▶ **Dataset**

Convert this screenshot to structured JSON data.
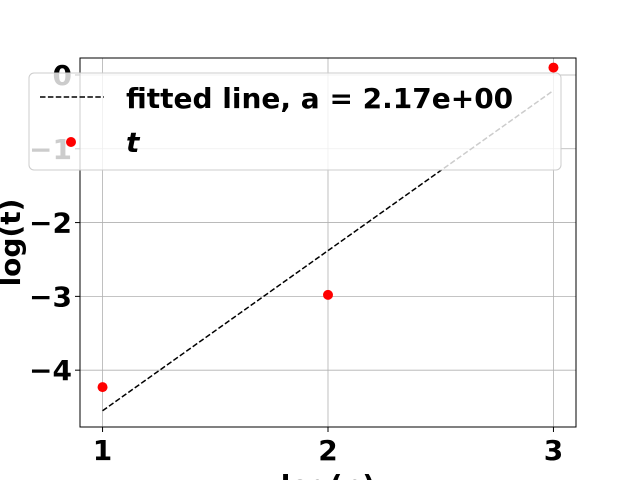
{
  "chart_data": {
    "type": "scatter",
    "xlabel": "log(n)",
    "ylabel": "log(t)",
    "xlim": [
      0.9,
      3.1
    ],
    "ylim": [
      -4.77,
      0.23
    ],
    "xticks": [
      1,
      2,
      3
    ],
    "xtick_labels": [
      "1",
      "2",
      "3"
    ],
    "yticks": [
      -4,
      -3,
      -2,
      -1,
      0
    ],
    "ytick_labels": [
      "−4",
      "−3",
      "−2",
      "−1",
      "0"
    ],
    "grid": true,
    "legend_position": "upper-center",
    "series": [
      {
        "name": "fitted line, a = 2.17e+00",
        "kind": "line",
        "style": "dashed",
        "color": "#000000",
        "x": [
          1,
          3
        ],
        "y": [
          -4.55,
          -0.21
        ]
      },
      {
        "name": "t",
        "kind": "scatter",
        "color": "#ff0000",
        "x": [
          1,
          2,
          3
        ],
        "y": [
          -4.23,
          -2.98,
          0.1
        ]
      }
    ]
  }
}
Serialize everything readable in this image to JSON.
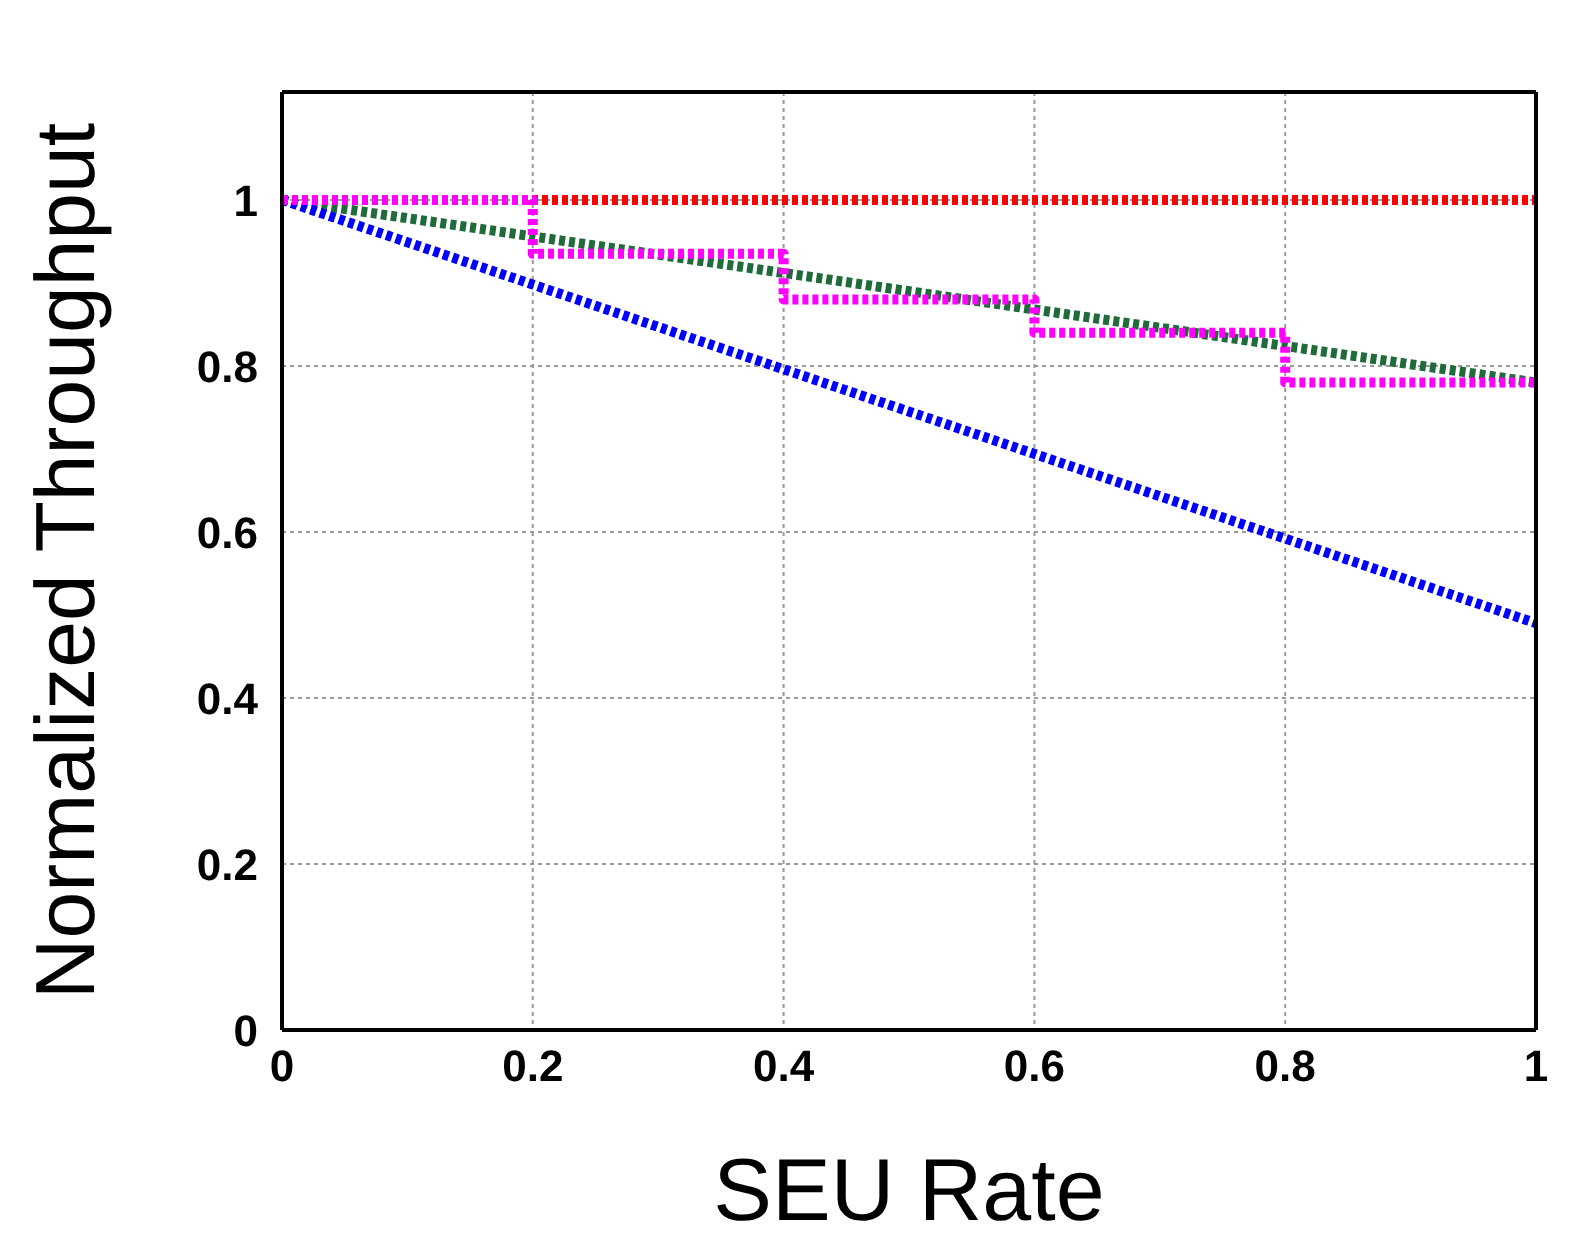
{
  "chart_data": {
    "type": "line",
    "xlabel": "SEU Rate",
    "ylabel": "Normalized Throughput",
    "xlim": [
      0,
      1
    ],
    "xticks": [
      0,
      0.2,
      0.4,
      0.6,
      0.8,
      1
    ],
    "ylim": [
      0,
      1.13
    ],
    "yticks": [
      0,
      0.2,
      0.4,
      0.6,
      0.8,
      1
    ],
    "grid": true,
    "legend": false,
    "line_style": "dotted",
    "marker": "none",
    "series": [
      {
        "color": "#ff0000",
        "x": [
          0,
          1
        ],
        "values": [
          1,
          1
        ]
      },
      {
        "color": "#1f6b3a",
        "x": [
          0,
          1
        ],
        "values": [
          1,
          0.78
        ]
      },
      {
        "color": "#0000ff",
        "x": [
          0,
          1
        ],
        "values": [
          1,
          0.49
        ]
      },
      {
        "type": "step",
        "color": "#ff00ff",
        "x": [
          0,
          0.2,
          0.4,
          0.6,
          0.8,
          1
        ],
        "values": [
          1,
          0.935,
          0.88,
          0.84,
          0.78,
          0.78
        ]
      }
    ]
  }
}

▶ **Written instruction**
Give the entries again word for word, but skip the pictures.

▶ **Final answer**
Convert this screenshot to structured JSON data.
{
  "chart_data": {
    "type": "scatter",
    "xlabel": "log(n)",
    "ylabel": "log(t)",
    "xlim": [
      0.9,
      3.1
    ],
    "ylim": [
      -4.77,
      0.23
    ],
    "xticks": [
      1,
      2,
      3
    ],
    "xtick_labels": [
      "1",
      "2",
      "3"
    ],
    "yticks": [
      -4,
      -3,
      -2,
      -1,
      0
    ],
    "ytick_labels": [
      "−4",
      "−3",
      "−2",
      "−1",
      "0"
    ],
    "grid": true,
    "legend_position": "upper-center",
    "series": [
      {
        "name": "fitted line, a = 2.17e+00",
        "kind": "line",
        "style": "dashed",
        "color": "#000000",
        "x": [
          1,
          3
        ],
        "y": [
          -4.55,
          -0.21
        ]
      },
      {
        "name": "t",
        "kind": "scatter",
        "color": "#ff0000",
        "x": [
          1,
          2,
          3
        ],
        "y": [
          -4.23,
          -2.98,
          0.1
        ]
      }
    ]
  }
}
Serialize everything readable in this image to JSON.
{
  "chart_data": {
    "type": "line",
    "xlabel": "SEU Rate",
    "ylabel": "Normalized Throughput",
    "xlim": [
      0,
      1
    ],
    "xticks": [
      0,
      0.2,
      0.4,
      0.6,
      0.8,
      1
    ],
    "ylim": [
      0,
      1.13
    ],
    "yticks": [
      0,
      0.2,
      0.4,
      0.6,
      0.8,
      1
    ],
    "grid": true,
    "legend": false,
    "line_style": "dotted",
    "marker": "none",
    "series": [
      {
        "color": "#ff0000",
        "x": [
          0,
          1
        ],
        "values": [
          1,
          1
        ]
      },
      {
        "color": "#1f6b3a",
        "x": [
          0,
          1
        ],
        "values": [
          1,
          0.78
        ]
      },
      {
        "color": "#0000ff",
        "x": [
          0,
          1
        ],
        "values": [
          1,
          0.49
        ]
      },
      {
        "type": "step",
        "color": "#ff00ff",
        "x": [
          0,
          0.2,
          0.4,
          0.6,
          0.8,
          1
        ],
        "values": [
          1,
          0.935,
          0.88,
          0.84,
          0.78,
          0.78
        ]
      }
    ]
  }
}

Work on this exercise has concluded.